■ **Problem statement**
Across the material below, how many lines contain the word "necessary"? Give only the number.
------------------------------------
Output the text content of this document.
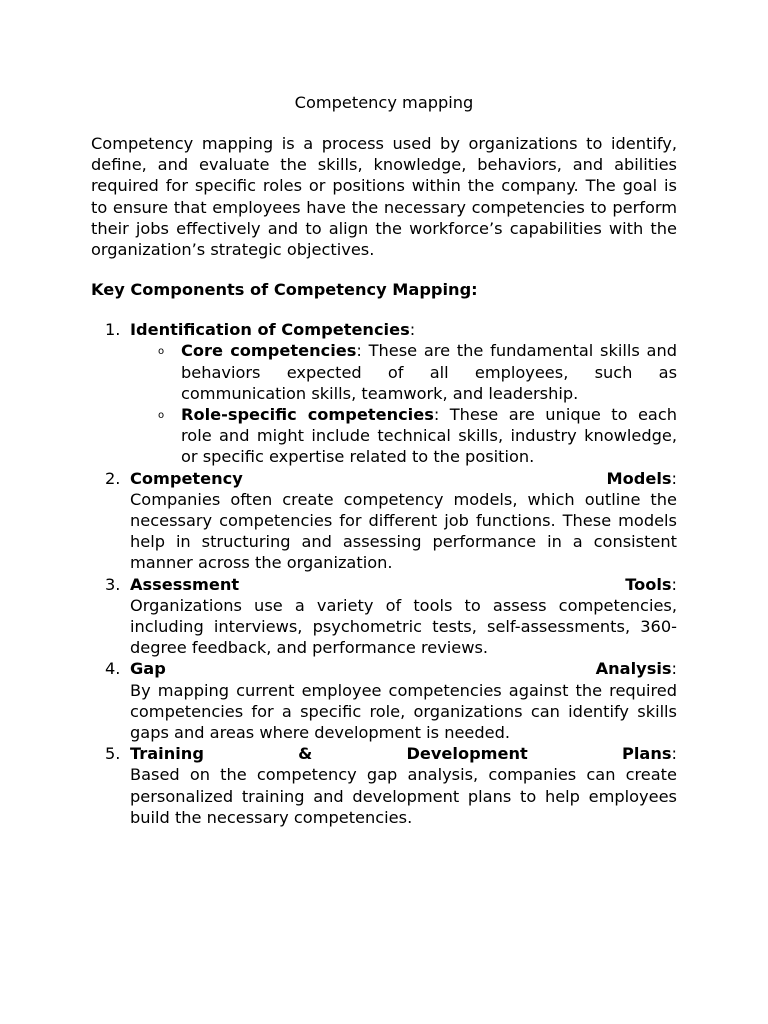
Competency mapping

Competency mapping is a process used by organizations to identify, define, and evaluate the skills, knowledge, behaviors, and abilities required for specific roles or positions within the company. The goal is to ensure that employees have the necessary competencies to perform their jobs effectively and to align the workforce’s capabilities with the organization’s strategic objectives.

Key Components of Competency Mapping:
1. Identification of Competencies:
o Core competencies: These are the fundamental skills and behaviors expected of all employees, such as communication skills, teamwork, and leadership.
o Role-specific competencies: These are unique to each role and might include technical skills, industry knowledge, or specific expertise related to the position.
2. Competency	Models:
Companies often create competency models, which outline the necessary competencies for different job functions. These models help in structuring and assessing performance in a consistent manner across the organization.
3. Assessment	Tools:
Organizations use a variety of tools to assess competencies, including interviews, psychometric tests, self-assessments, 360-degree feedback, and performance reviews.
4. Gap	Analysis:
By mapping current employee competencies against the required competencies for a specific role, organizations can identify skills gaps and areas where development is needed.
5. Training	&	Development	Plans:
Based on the competency gap analysis, companies can create personalized training and development plans to help employees build the necessary competencies.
------------------------------------
■ **The output**
3